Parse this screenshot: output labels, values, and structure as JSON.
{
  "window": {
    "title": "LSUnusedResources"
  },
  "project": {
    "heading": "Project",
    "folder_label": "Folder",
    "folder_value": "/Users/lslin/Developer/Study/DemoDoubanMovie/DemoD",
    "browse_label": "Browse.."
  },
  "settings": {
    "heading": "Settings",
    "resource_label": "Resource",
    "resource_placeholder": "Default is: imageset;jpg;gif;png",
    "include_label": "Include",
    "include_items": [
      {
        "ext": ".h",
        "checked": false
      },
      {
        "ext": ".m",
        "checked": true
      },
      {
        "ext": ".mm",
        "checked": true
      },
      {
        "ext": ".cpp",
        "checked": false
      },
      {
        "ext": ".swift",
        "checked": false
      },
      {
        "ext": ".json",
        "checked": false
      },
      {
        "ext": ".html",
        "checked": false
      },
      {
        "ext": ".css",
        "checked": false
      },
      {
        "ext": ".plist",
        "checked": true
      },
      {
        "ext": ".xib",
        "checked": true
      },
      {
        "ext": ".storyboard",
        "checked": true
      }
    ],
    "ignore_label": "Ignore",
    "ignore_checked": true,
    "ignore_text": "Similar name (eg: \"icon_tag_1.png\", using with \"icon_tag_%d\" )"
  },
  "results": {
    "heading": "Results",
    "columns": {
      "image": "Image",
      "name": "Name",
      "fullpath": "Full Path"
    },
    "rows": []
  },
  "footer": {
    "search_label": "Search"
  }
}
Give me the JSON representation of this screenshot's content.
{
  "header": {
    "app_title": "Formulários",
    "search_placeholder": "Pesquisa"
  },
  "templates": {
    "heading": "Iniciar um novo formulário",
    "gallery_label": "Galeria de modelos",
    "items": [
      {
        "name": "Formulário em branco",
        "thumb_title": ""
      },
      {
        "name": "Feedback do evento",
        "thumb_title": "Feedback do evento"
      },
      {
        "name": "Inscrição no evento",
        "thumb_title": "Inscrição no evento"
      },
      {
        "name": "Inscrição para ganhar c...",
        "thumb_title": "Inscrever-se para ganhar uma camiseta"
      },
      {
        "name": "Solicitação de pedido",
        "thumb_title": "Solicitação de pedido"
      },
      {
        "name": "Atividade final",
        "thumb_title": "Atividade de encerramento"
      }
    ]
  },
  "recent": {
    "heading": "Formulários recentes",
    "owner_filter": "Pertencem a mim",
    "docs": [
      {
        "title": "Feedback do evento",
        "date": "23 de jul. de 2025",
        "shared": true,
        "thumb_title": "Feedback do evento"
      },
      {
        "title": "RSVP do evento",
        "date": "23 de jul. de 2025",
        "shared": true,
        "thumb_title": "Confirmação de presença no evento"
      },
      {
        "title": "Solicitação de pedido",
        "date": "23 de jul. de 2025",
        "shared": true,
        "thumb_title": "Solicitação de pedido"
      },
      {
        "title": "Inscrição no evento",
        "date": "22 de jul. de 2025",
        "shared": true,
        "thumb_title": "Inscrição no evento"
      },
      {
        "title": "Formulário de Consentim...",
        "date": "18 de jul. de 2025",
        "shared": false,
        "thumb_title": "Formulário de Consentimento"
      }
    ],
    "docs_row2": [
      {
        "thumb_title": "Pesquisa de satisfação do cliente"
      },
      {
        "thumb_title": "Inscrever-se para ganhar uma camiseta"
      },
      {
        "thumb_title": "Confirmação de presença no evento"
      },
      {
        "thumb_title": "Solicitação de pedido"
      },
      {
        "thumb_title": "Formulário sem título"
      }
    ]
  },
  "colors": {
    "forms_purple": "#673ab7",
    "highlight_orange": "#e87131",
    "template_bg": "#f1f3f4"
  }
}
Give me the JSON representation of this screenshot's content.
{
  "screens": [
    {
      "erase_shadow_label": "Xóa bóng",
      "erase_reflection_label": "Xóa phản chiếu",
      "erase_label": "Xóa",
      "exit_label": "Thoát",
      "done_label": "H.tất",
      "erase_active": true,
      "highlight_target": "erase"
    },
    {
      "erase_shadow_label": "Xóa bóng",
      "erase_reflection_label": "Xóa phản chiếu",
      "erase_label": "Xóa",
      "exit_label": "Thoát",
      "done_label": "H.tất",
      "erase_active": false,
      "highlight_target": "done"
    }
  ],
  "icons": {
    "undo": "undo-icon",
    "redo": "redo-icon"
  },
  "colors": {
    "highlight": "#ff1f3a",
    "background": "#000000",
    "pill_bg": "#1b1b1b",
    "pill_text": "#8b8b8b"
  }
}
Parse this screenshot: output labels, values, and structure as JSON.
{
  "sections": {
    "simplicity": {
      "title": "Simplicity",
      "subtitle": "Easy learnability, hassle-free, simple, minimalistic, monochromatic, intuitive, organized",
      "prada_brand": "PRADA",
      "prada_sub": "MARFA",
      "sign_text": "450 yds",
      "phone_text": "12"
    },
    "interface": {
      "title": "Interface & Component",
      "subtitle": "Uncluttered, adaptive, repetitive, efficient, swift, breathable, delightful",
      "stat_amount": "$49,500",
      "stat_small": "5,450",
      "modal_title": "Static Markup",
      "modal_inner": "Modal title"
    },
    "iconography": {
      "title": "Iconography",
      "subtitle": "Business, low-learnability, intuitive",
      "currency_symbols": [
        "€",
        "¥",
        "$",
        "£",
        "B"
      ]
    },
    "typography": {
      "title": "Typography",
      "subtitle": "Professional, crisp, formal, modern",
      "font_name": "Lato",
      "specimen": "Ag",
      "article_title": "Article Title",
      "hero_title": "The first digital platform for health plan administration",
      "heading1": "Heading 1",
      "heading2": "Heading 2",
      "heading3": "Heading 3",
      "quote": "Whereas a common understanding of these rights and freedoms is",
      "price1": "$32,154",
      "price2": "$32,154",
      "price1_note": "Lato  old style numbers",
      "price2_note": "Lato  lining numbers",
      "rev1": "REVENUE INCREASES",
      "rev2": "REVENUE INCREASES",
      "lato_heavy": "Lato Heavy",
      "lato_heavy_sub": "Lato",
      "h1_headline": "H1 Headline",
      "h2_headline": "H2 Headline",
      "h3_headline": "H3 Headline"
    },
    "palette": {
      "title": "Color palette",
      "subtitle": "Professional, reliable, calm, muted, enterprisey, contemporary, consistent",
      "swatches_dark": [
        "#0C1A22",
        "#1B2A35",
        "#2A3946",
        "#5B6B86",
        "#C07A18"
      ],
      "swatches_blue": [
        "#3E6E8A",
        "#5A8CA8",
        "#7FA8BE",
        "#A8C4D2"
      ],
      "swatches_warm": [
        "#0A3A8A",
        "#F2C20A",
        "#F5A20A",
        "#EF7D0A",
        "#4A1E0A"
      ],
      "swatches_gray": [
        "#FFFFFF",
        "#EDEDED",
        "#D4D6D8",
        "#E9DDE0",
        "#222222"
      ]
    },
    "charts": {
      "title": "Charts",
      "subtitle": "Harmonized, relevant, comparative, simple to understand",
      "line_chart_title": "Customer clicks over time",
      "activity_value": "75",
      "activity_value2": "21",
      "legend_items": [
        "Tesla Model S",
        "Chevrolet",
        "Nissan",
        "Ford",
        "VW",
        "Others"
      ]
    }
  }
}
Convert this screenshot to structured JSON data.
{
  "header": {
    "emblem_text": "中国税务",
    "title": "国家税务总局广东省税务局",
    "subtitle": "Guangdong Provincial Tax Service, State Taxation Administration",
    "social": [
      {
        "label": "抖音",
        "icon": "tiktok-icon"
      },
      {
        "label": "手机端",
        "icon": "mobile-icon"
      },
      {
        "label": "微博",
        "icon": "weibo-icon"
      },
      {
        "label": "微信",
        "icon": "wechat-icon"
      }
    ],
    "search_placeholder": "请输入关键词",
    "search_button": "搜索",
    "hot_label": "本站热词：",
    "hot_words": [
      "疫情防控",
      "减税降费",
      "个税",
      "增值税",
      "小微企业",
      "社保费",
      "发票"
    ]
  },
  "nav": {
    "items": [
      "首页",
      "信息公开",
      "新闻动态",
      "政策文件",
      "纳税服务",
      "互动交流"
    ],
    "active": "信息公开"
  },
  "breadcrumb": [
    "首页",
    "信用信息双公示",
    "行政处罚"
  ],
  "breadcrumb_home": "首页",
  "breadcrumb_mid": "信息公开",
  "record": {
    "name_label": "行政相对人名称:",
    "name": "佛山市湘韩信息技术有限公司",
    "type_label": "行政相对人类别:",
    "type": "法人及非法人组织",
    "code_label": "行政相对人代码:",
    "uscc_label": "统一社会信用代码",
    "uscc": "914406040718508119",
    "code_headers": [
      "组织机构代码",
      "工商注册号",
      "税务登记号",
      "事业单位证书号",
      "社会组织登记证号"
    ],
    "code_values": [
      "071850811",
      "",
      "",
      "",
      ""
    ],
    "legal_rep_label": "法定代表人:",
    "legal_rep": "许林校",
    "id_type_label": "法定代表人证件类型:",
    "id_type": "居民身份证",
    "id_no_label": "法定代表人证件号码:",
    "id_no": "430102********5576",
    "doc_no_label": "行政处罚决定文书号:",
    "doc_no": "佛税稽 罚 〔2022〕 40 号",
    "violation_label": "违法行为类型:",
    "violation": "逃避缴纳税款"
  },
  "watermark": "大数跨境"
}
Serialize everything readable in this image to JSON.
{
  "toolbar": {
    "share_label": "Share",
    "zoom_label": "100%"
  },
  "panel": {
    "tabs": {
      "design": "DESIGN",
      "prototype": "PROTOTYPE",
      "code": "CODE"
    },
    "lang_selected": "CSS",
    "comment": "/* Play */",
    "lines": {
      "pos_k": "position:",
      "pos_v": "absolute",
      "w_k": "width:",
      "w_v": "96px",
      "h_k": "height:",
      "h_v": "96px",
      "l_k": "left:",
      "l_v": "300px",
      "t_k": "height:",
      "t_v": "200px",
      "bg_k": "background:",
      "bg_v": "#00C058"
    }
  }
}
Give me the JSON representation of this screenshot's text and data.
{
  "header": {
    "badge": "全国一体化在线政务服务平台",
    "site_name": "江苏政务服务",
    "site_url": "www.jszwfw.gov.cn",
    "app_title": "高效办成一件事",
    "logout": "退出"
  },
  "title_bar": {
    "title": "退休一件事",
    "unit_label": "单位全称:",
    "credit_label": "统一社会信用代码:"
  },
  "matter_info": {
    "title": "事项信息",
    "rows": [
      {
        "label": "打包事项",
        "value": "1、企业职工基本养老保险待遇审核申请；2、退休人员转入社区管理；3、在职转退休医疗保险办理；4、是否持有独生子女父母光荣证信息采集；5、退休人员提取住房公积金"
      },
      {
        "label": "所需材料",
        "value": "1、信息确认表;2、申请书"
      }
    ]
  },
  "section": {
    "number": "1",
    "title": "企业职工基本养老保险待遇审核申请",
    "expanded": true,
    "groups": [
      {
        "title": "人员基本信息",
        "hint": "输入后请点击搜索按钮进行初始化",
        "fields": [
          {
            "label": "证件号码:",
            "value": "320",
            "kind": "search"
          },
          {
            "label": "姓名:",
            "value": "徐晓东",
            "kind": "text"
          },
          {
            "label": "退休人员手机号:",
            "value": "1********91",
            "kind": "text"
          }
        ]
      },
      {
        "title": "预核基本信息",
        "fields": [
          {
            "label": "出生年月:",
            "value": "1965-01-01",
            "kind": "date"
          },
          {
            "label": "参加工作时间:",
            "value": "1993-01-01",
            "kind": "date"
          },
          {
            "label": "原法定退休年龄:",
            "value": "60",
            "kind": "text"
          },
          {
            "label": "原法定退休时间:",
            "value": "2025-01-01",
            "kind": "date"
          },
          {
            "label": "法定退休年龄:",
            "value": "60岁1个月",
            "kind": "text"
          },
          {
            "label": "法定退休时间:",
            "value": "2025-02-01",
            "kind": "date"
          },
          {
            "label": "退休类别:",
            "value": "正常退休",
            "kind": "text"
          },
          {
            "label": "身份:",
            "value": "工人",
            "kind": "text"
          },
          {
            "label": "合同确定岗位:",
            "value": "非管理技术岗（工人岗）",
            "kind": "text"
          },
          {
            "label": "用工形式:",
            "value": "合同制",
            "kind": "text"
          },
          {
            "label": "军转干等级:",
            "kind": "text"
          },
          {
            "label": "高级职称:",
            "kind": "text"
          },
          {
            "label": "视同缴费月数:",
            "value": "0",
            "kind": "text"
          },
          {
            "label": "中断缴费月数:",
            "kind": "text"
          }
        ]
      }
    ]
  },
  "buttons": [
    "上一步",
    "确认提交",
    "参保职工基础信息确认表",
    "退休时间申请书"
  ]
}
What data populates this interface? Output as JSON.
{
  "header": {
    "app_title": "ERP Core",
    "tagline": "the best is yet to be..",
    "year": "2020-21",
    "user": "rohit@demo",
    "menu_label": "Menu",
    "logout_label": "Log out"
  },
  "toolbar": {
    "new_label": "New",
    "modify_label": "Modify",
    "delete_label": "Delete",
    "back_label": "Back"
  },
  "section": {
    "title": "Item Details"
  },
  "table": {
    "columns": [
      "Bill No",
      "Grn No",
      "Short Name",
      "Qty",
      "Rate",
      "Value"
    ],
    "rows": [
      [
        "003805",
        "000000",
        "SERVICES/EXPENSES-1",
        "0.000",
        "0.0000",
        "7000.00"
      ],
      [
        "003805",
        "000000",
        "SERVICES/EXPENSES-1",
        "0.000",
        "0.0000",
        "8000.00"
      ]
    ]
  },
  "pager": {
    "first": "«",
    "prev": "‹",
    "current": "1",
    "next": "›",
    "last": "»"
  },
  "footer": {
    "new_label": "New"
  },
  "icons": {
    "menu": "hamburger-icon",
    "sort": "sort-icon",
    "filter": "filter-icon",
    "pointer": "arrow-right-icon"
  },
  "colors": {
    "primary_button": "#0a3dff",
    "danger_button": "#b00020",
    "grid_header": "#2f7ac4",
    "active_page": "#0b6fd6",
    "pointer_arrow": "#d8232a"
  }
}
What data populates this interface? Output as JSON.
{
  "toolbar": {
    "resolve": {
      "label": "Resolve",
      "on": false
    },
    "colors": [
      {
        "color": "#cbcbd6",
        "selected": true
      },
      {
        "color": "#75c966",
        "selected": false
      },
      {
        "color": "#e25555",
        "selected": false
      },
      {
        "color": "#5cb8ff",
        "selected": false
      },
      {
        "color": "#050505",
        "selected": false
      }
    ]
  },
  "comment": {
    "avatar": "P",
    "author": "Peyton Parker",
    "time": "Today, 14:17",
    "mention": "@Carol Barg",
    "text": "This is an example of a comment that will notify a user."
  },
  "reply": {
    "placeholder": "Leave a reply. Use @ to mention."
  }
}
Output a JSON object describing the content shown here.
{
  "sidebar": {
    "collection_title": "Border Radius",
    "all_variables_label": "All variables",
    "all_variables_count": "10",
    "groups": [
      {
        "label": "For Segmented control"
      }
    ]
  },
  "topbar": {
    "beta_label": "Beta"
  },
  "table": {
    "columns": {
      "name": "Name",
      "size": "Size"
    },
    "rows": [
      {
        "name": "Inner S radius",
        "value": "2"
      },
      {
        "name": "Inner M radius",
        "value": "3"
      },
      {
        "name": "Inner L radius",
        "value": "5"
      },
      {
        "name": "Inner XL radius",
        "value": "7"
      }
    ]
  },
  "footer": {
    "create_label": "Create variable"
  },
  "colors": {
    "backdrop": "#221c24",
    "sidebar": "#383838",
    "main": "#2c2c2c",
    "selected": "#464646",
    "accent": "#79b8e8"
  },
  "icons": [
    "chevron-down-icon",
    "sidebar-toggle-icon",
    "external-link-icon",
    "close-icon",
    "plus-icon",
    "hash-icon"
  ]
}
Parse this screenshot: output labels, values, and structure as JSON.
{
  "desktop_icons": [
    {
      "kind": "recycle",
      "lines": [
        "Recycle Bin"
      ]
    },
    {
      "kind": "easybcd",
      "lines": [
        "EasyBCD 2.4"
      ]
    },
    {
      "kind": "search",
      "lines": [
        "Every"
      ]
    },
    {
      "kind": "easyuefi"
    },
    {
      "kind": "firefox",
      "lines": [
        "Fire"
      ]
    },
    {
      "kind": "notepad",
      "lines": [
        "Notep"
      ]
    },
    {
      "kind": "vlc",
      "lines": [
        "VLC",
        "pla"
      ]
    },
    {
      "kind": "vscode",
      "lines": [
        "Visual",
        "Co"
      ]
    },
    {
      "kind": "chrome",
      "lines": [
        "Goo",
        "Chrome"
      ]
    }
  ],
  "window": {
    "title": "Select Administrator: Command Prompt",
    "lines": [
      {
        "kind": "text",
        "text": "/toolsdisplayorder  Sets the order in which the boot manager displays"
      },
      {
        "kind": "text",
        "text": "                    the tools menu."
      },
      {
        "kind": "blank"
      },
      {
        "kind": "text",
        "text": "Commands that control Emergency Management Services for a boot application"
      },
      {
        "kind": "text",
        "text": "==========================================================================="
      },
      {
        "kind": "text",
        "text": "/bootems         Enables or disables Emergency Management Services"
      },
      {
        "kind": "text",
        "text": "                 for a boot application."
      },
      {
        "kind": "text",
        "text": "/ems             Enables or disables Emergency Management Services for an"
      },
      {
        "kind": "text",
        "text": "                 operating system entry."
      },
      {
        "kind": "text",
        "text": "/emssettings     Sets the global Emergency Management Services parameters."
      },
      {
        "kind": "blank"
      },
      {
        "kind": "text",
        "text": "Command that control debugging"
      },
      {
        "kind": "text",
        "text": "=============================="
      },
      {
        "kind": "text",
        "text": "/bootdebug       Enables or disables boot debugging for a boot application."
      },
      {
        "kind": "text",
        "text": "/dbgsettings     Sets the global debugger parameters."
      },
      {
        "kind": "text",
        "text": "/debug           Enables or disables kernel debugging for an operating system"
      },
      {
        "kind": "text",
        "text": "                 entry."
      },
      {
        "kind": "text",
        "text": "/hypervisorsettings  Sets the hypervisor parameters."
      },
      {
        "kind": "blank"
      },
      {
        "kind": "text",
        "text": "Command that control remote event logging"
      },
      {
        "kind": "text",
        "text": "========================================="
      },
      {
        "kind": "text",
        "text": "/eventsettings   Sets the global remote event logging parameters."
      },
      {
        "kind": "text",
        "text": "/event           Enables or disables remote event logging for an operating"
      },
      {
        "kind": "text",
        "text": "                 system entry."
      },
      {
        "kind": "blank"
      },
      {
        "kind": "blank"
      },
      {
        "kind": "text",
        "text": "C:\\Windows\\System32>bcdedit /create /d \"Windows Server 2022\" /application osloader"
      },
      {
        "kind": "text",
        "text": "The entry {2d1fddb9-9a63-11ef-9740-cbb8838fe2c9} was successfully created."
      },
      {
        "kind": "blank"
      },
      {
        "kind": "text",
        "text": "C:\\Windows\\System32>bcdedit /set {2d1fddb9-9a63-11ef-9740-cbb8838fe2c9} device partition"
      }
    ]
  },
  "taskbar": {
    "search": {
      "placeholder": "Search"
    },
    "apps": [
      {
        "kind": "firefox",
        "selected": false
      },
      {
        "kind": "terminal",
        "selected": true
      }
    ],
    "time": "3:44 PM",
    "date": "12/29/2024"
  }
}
§
Pick out and copy the lines of the entries that hold the string "Atividade".

(TASK RESPONSE):
        "name": "Atividade final",
        "thumb_title": "Atividade de encerramento"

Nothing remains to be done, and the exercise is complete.